--- DO THIS ---
For every line in the data below that contains "JSON", copy the line.

-- BEGIN --

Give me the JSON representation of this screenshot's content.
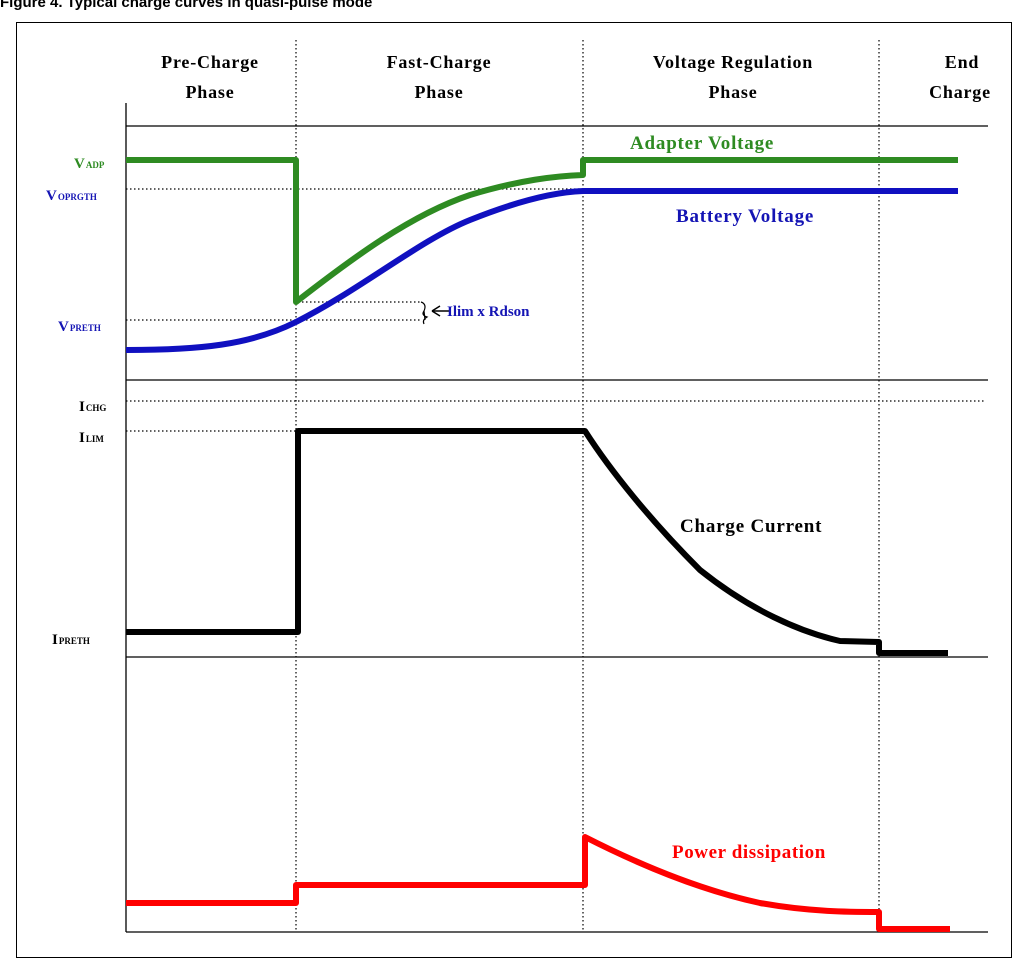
{
  "figure": {
    "caption": "Figure 4. Typical charge curves in quasi-pulse mode"
  },
  "colors": {
    "adapter": "#2e8b22",
    "battery": "#1010c0",
    "current": "#000000",
    "power": "#ff0000",
    "label_blue": "#1414b4"
  },
  "phases": [
    {
      "line1": "Pre-Charge",
      "line2": "Phase"
    },
    {
      "line1": "Fast-Charge",
      "line2": "Phase"
    },
    {
      "line1": "Voltage Regulation",
      "line2": "Phase"
    },
    {
      "line1": "End",
      "line2": "Charge"
    }
  ],
  "y_labels": {
    "vadp": {
      "main": "V",
      "sub": "ADP"
    },
    "voprgth": {
      "main": "V",
      "sub": "OPRGTH"
    },
    "vpreth": {
      "main": "V",
      "sub": "PRETH"
    },
    "ichg": {
      "main": "I",
      "sub": "CHG"
    },
    "ilim": {
      "main": "I",
      "sub": "LIM"
    },
    "ipreth": {
      "main": "I",
      "sub": "PRETH"
    }
  },
  "curve_labels": {
    "adapter": "Adapter Voltage",
    "battery": "Battery Voltage",
    "ilim_rdson": "Ilim x Rdson",
    "charge_current": "Charge Current",
    "power": "Power dissipation"
  }
}
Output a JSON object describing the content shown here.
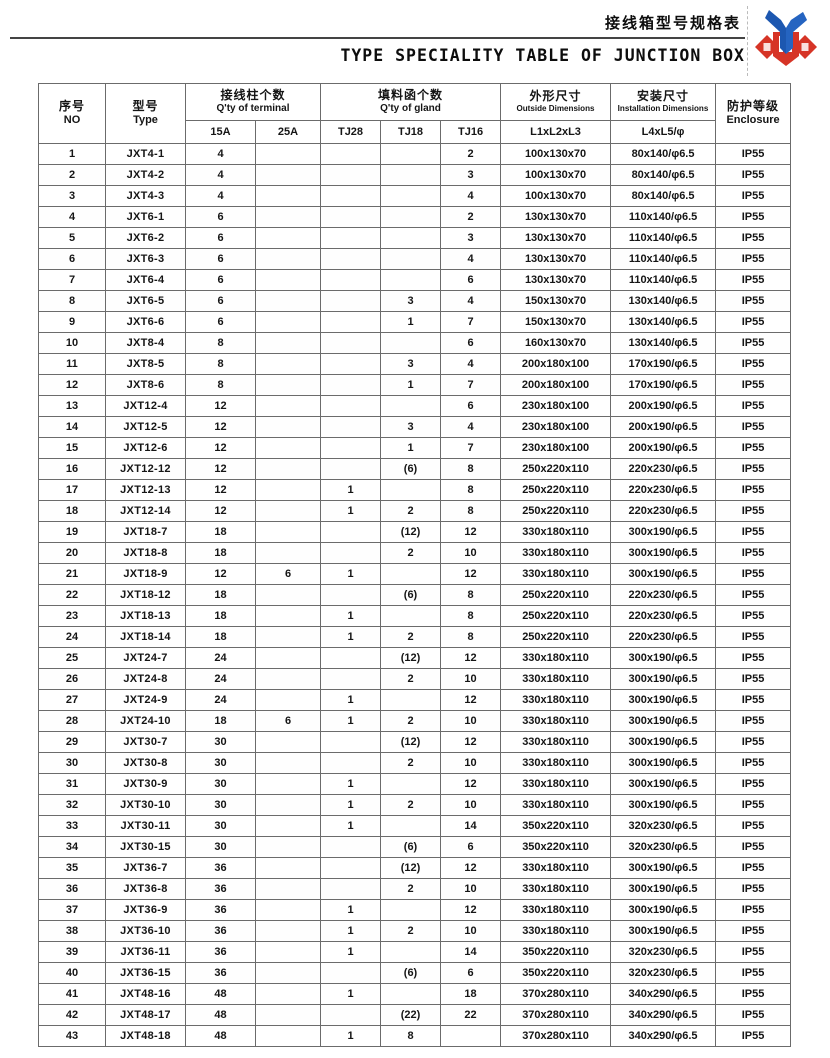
{
  "document": {
    "title_cn": "接线箱型号规格表",
    "title_en": "TYPE SPECIALITY TABLE OF JUNCTION BOX",
    "logo": "company-emblem (red diamonds with blue Y ribbon)",
    "accent_red": "#d harmonized",
    "colors": {
      "logo_red": "#d63426",
      "logo_blue": "#1c57b0",
      "rule": "#444444",
      "grid": "#6b6b6b"
    }
  },
  "table": {
    "header": {
      "no_cn": "序号",
      "no_en": "NO",
      "type_cn": "型号",
      "type_en": "Type",
      "terminal_cn": "接线柱个数",
      "terminal_en": "Q'ty of terminal",
      "terminal_sub": [
        "15A",
        "25A"
      ],
      "gland_cn": "填料函个数",
      "gland_en": "Q'ty of gland",
      "gland_sub": [
        "TJ28",
        "TJ18",
        "TJ16"
      ],
      "outside_cn": "外形尺寸",
      "outside_en": "Outside Dimensions",
      "outside_sub": "L1xL2xL3",
      "install_cn": "安装尺寸",
      "install_en": "Installation Dimensions",
      "install_sub": "L4xL5/φ",
      "enclosure_cn": "防护等级",
      "enclosure_en": "Enclosure"
    },
    "rows": [
      [
        "1",
        "JXT4-1",
        "4",
        "",
        "",
        "",
        "2",
        "100x130x70",
        "80x140/φ6.5",
        "IP55"
      ],
      [
        "2",
        "JXT4-2",
        "4",
        "",
        "",
        "",
        "3",
        "100x130x70",
        "80x140/φ6.5",
        "IP55"
      ],
      [
        "3",
        "JXT4-3",
        "4",
        "",
        "",
        "",
        "4",
        "100x130x70",
        "80x140/φ6.5",
        "IP55"
      ],
      [
        "4",
        "JXT6-1",
        "6",
        "",
        "",
        "",
        "2",
        "130x130x70",
        "110x140/φ6.5",
        "IP55"
      ],
      [
        "5",
        "JXT6-2",
        "6",
        "",
        "",
        "",
        "3",
        "130x130x70",
        "110x140/φ6.5",
        "IP55"
      ],
      [
        "6",
        "JXT6-3",
        "6",
        "",
        "",
        "",
        "4",
        "130x130x70",
        "110x140/φ6.5",
        "IP55"
      ],
      [
        "7",
        "JXT6-4",
        "6",
        "",
        "",
        "",
        "6",
        "130x130x70",
        "110x140/φ6.5",
        "IP55"
      ],
      [
        "8",
        "JXT6-5",
        "6",
        "",
        "",
        "3",
        "4",
        "150x130x70",
        "130x140/φ6.5",
        "IP55"
      ],
      [
        "9",
        "JXT6-6",
        "6",
        "",
        "",
        "1",
        "7",
        "150x130x70",
        "130x140/φ6.5",
        "IP55"
      ],
      [
        "10",
        "JXT8-4",
        "8",
        "",
        "",
        "",
        "6",
        "160x130x70",
        "130x140/φ6.5",
        "IP55"
      ],
      [
        "11",
        "JXT8-5",
        "8",
        "",
        "",
        "3",
        "4",
        "200x180x100",
        "170x190/φ6.5",
        "IP55"
      ],
      [
        "12",
        "JXT8-6",
        "8",
        "",
        "",
        "1",
        "7",
        "200x180x100",
        "170x190/φ6.5",
        "IP55"
      ],
      [
        "13",
        "JXT12-4",
        "12",
        "",
        "",
        "",
        "6",
        "230x180x100",
        "200x190/φ6.5",
        "IP55"
      ],
      [
        "14",
        "JXT12-5",
        "12",
        "",
        "",
        "3",
        "4",
        "230x180x100",
        "200x190/φ6.5",
        "IP55"
      ],
      [
        "15",
        "JXT12-6",
        "12",
        "",
        "",
        "1",
        "7",
        "230x180x100",
        "200x190/φ6.5",
        "IP55"
      ],
      [
        "16",
        "JXT12-12",
        "12",
        "",
        "",
        "(6)",
        "8",
        "250x220x110",
        "220x230/φ6.5",
        "IP55"
      ],
      [
        "17",
        "JXT12-13",
        "12",
        "",
        "1",
        "",
        "8",
        "250x220x110",
        "220x230/φ6.5",
        "IP55"
      ],
      [
        "18",
        "JXT12-14",
        "12",
        "",
        "1",
        "2",
        "8",
        "250x220x110",
        "220x230/φ6.5",
        "IP55"
      ],
      [
        "19",
        "JXT18-7",
        "18",
        "",
        "",
        "(12)",
        "12",
        "330x180x110",
        "300x190/φ6.5",
        "IP55"
      ],
      [
        "20",
        "JXT18-8",
        "18",
        "",
        "",
        "2",
        "10",
        "330x180x110",
        "300x190/φ6.5",
        "IP55"
      ],
      [
        "21",
        "JXT18-9",
        "12",
        "6",
        "1",
        "",
        "12",
        "330x180x110",
        "300x190/φ6.5",
        "IP55"
      ],
      [
        "22",
        "JXT18-12",
        "18",
        "",
        "",
        "(6)",
        "8",
        "250x220x110",
        "220x230/φ6.5",
        "IP55"
      ],
      [
        "23",
        "JXT18-13",
        "18",
        "",
        "1",
        "",
        "8",
        "250x220x110",
        "220x230/φ6.5",
        "IP55"
      ],
      [
        "24",
        "JXT18-14",
        "18",
        "",
        "1",
        "2",
        "8",
        "250x220x110",
        "220x230/φ6.5",
        "IP55"
      ],
      [
        "25",
        "JXT24-7",
        "24",
        "",
        "",
        "(12)",
        "12",
        "330x180x110",
        "300x190/φ6.5",
        "IP55"
      ],
      [
        "26",
        "JXT24-8",
        "24",
        "",
        "",
        "2",
        "10",
        "330x180x110",
        "300x190/φ6.5",
        "IP55"
      ],
      [
        "27",
        "JXT24-9",
        "24",
        "",
        "1",
        "",
        "12",
        "330x180x110",
        "300x190/φ6.5",
        "IP55"
      ],
      [
        "28",
        "JXT24-10",
        "18",
        "6",
        "1",
        "2",
        "10",
        "330x180x110",
        "300x190/φ6.5",
        "IP55"
      ],
      [
        "29",
        "JXT30-7",
        "30",
        "",
        "",
        "(12)",
        "12",
        "330x180x110",
        "300x190/φ6.5",
        "IP55"
      ],
      [
        "30",
        "JXT30-8",
        "30",
        "",
        "",
        "2",
        "10",
        "330x180x110",
        "300x190/φ6.5",
        "IP55"
      ],
      [
        "31",
        "JXT30-9",
        "30",
        "",
        "1",
        "",
        "12",
        "330x180x110",
        "300x190/φ6.5",
        "IP55"
      ],
      [
        "32",
        "JXT30-10",
        "30",
        "",
        "1",
        "2",
        "10",
        "330x180x110",
        "300x190/φ6.5",
        "IP55"
      ],
      [
        "33",
        "JXT30-11",
        "30",
        "",
        "1",
        "",
        "14",
        "350x220x110",
        "320x230/φ6.5",
        "IP55"
      ],
      [
        "34",
        "JXT30-15",
        "30",
        "",
        "",
        "(6)",
        "6",
        "350x220x110",
        "320x230/φ6.5",
        "IP55"
      ],
      [
        "35",
        "JXT36-7",
        "36",
        "",
        "",
        "(12)",
        "12",
        "330x180x110",
        "300x190/φ6.5",
        "IP55"
      ],
      [
        "36",
        "JXT36-8",
        "36",
        "",
        "",
        "2",
        "10",
        "330x180x110",
        "300x190/φ6.5",
        "IP55"
      ],
      [
        "37",
        "JXT36-9",
        "36",
        "",
        "1",
        "",
        "12",
        "330x180x110",
        "300x190/φ6.5",
        "IP55"
      ],
      [
        "38",
        "JXT36-10",
        "36",
        "",
        "1",
        "2",
        "10",
        "330x180x110",
        "300x190/φ6.5",
        "IP55"
      ],
      [
        "39",
        "JXT36-11",
        "36",
        "",
        "1",
        "",
        "14",
        "350x220x110",
        "320x230/φ6.5",
        "IP55"
      ],
      [
        "40",
        "JXT36-15",
        "36",
        "",
        "",
        "(6)",
        "6",
        "350x220x110",
        "320x230/φ6.5",
        "IP55"
      ],
      [
        "41",
        "JXT48-16",
        "48",
        "",
        "1",
        "",
        "18",
        "370x280x110",
        "340x290/φ6.5",
        "IP55"
      ],
      [
        "42",
        "JXT48-17",
        "48",
        "",
        "",
        "(22)",
        "22",
        "370x280x110",
        "340x290/φ6.5",
        "IP55"
      ],
      [
        "43",
        "JXT48-18",
        "48",
        "",
        "1",
        "8",
        "",
        "370x280x110",
        "340x290/φ6.5",
        "IP55"
      ]
    ]
  }
}
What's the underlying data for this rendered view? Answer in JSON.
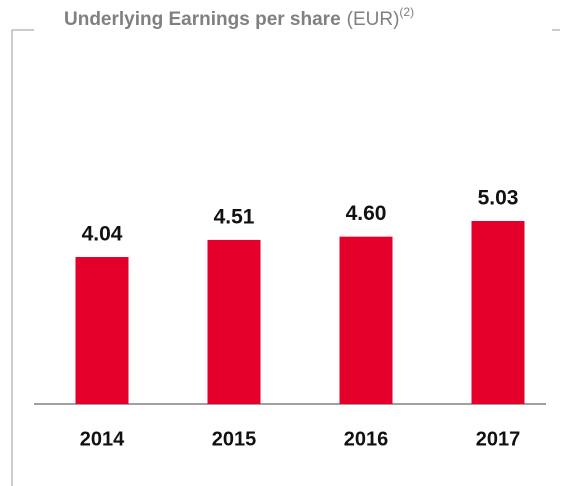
{
  "chart_data": {
    "type": "bar",
    "title": "Underlying Earnings per share",
    "unit": "(EUR)",
    "footnote": "(2)",
    "categories": [
      "2014",
      "2015",
      "2016",
      "2017"
    ],
    "values": [
      4.04,
      4.51,
      4.6,
      5.03
    ],
    "value_labels": [
      "4.04",
      "4.51",
      "4.60",
      "5.03"
    ],
    "color": "#e4002b"
  }
}
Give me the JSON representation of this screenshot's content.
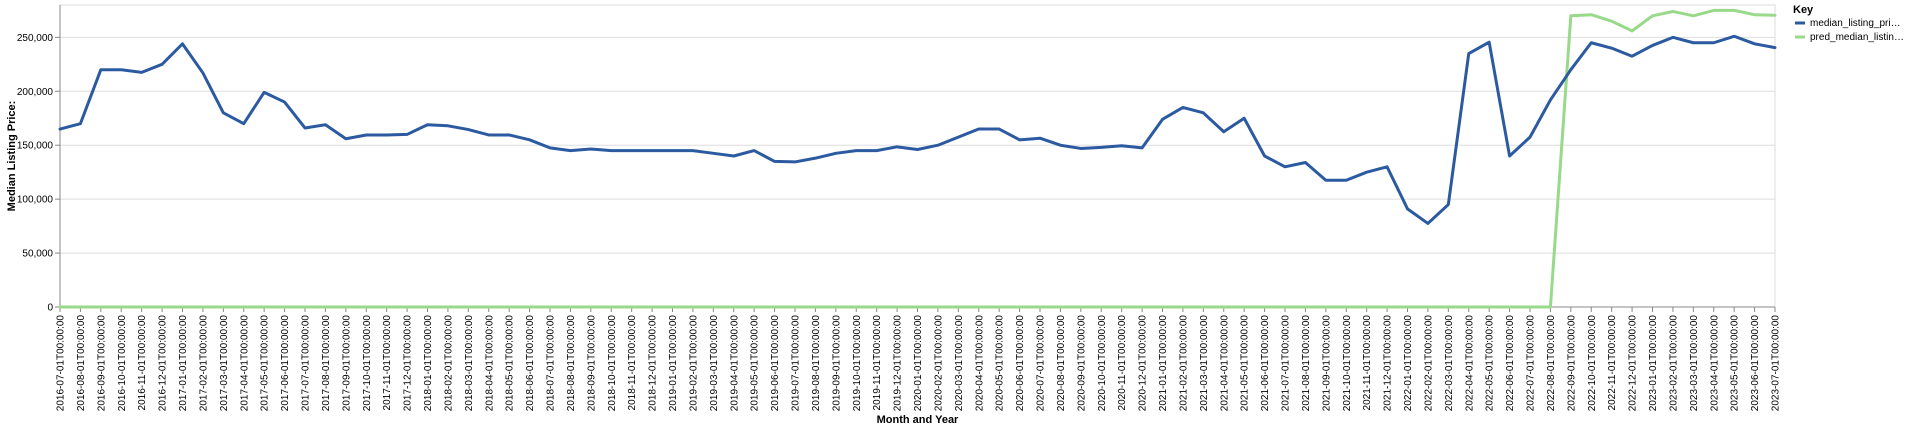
{
  "chart_data": {
    "type": "line",
    "xlabel": "Month and Year",
    "ylabel": "Median Listing Price:",
    "ylim": [
      0,
      280000
    ],
    "yticks": [
      "0",
      "50,000",
      "100,000",
      "150,000",
      "200,000",
      "250,000"
    ],
    "ytick_values": [
      0,
      50000,
      100000,
      150000,
      200000,
      250000
    ],
    "grid": true,
    "legend_title": "Key",
    "legend_position": "top-right",
    "categories": [
      "2016-07-01T00:00:00",
      "2016-08-01T00:00:00",
      "2016-09-01T00:00:00",
      "2016-10-01T00:00:00",
      "2016-11-01T00:00:00",
      "2016-12-01T00:00:00",
      "2017-01-01T00:00:00",
      "2017-02-01T00:00:00",
      "2017-03-01T00:00:00",
      "2017-04-01T00:00:00",
      "2017-05-01T00:00:00",
      "2017-06-01T00:00:00",
      "2017-07-01T00:00:00",
      "2017-08-01T00:00:00",
      "2017-09-01T00:00:00",
      "2017-10-01T00:00:00",
      "2017-11-01T00:00:00",
      "2017-12-01T00:00:00",
      "2018-01-01T00:00:00",
      "2018-02-01T00:00:00",
      "2018-03-01T00:00:00",
      "2018-04-01T00:00:00",
      "2018-05-01T00:00:00",
      "2018-06-01T00:00:00",
      "2018-07-01T00:00:00",
      "2018-08-01T00:00:00",
      "2018-09-01T00:00:00",
      "2018-10-01T00:00:00",
      "2018-11-01T00:00:00",
      "2018-12-01T00:00:00",
      "2019-01-01T00:00:00",
      "2019-02-01T00:00:00",
      "2019-03-01T00:00:00",
      "2019-04-01T00:00:00",
      "2019-05-01T00:00:00",
      "2019-06-01T00:00:00",
      "2019-07-01T00:00:00",
      "2019-08-01T00:00:00",
      "2019-09-01T00:00:00",
      "2019-10-01T00:00:00",
      "2019-11-01T00:00:00",
      "2019-12-01T00:00:00",
      "2020-01-01T00:00:00",
      "2020-02-01T00:00:00",
      "2020-03-01T00:00:00",
      "2020-04-01T00:00:00",
      "2020-05-01T00:00:00",
      "2020-06-01T00:00:00",
      "2020-07-01T00:00:00",
      "2020-08-01T00:00:00",
      "2020-09-01T00:00:00",
      "2020-10-01T00:00:00",
      "2020-11-01T00:00:00",
      "2020-12-01T00:00:00",
      "2021-01-01T00:00:00",
      "2021-02-01T00:00:00",
      "2021-03-01T00:00:00",
      "2021-04-01T00:00:00",
      "2021-05-01T00:00:00",
      "2021-06-01T00:00:00",
      "2021-07-01T00:00:00",
      "2021-08-01T00:00:00",
      "2021-09-01T00:00:00",
      "2021-10-01T00:00:00",
      "2021-11-01T00:00:00",
      "2021-12-01T00:00:00",
      "2022-01-01T00:00:00",
      "2022-02-01T00:00:00",
      "2022-03-01T00:00:00",
      "2022-04-01T00:00:00",
      "2022-05-01T00:00:00",
      "2022-06-01T00:00:00",
      "2022-07-01T00:00:00",
      "2022-08-01T00:00:00",
      "2022-09-01T00:00:00",
      "2022-10-01T00:00:00",
      "2022-11-01T00:00:00",
      "2022-12-01T00:00:00",
      "2023-01-01T00:00:00",
      "2023-02-01T00:00:00",
      "2023-03-01T00:00:00",
      "2023-04-01T00:00:00",
      "2023-05-01T00:00:00",
      "2023-06-01T00:00:00",
      "2023-07-01T00:00:00"
    ],
    "series": [
      {
        "name": "median_listing_pri…",
        "color": "#2c5aa0",
        "values": [
          165000,
          170000,
          220000,
          220000,
          217500,
          225000,
          244000,
          217000,
          180000,
          170000,
          199000,
          190000,
          166000,
          169000,
          156000,
          159500,
          159500,
          160000,
          169000,
          168000,
          164500,
          159500,
          159500,
          155000,
          147500,
          145000,
          146500,
          145000,
          145000,
          145000,
          145000,
          145000,
          142500,
          140000,
          145000,
          135000,
          134500,
          138000,
          142500,
          145000,
          145000,
          148500,
          146000,
          150000,
          157500,
          165000,
          165000,
          155000,
          156500,
          150000,
          147000,
          148000,
          149500,
          147500,
          174000,
          185000,
          180000,
          162500,
          175000,
          140000,
          130000,
          134000,
          117500,
          117500,
          125000,
          130000,
          91000,
          77500,
          95000,
          235000,
          245500,
          140000,
          157500,
          192000,
          220000,
          245000,
          240000,
          232500,
          242500,
          250000,
          245000,
          245000,
          251000,
          244000,
          240500
        ]
      },
      {
        "name": "pred_median_listin…",
        "color": "#98d98a",
        "values": [
          0,
          0,
          0,
          0,
          0,
          0,
          0,
          0,
          0,
          0,
          0,
          0,
          0,
          0,
          0,
          0,
          0,
          0,
          0,
          0,
          0,
          0,
          0,
          0,
          0,
          0,
          0,
          0,
          0,
          0,
          0,
          0,
          0,
          0,
          0,
          0,
          0,
          0,
          0,
          0,
          0,
          0,
          0,
          0,
          0,
          0,
          0,
          0,
          0,
          0,
          0,
          0,
          0,
          0,
          0,
          0,
          0,
          0,
          0,
          0,
          0,
          0,
          0,
          0,
          0,
          0,
          0,
          0,
          0,
          0,
          0,
          0,
          0,
          0,
          270000,
          271000,
          265000,
          256000,
          270000,
          274000,
          270000,
          275000,
          275000,
          271000,
          270500
        ]
      }
    ]
  }
}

-- END --

--- RESULT ---
Give me the JSON representation of this screenshot's content.
Output a JSON object describing the content shown here.
What's the underlying data for this rendered view? Answer in JSON.
Give me the JSON representation of this screenshot's content.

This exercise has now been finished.